- Data for the task -
-- BEGIN --

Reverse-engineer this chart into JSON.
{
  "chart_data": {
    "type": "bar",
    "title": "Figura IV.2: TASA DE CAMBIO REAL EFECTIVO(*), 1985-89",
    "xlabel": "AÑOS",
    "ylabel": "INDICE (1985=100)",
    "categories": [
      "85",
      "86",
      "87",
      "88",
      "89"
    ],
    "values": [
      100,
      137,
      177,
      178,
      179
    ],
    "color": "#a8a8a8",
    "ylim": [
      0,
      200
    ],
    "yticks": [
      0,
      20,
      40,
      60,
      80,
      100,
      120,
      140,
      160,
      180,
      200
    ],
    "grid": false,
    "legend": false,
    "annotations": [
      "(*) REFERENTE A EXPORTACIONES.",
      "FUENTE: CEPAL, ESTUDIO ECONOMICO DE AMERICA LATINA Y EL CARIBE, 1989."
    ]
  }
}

-- END --

- Prompt -
Print the whole listing exactly as it is.

- Exercise solution -
Reverse-engineer this chart into JSON.
{
  "chart_data": {
    "type": "bar",
    "title": "Figura IV.2: TASA DE CAMBIO REAL EFECTIVO(*), 1985-89",
    "xlabel": "AÑOS",
    "ylabel": "INDICE (1985=100)",
    "categories": [
      "85",
      "86",
      "87",
      "88",
      "89"
    ],
    "values": [
      100,
      137,
      177,
      178,
      179
    ],
    "color": "#a8a8a8",
    "ylim": [
      0,
      200
    ],
    "yticks": [
      0,
      20,
      40,
      60,
      80,
      100,
      120,
      140,
      160,
      180,
      200
    ],
    "grid": false,
    "legend": false,
    "annotations": [
      "(*) REFERENTE A EXPORTACIONES.",
      "FUENTE: CEPAL, ESTUDIO ECONOMICO DE AMERICA LATINA Y EL CARIBE, 1989."
    ]
  }
}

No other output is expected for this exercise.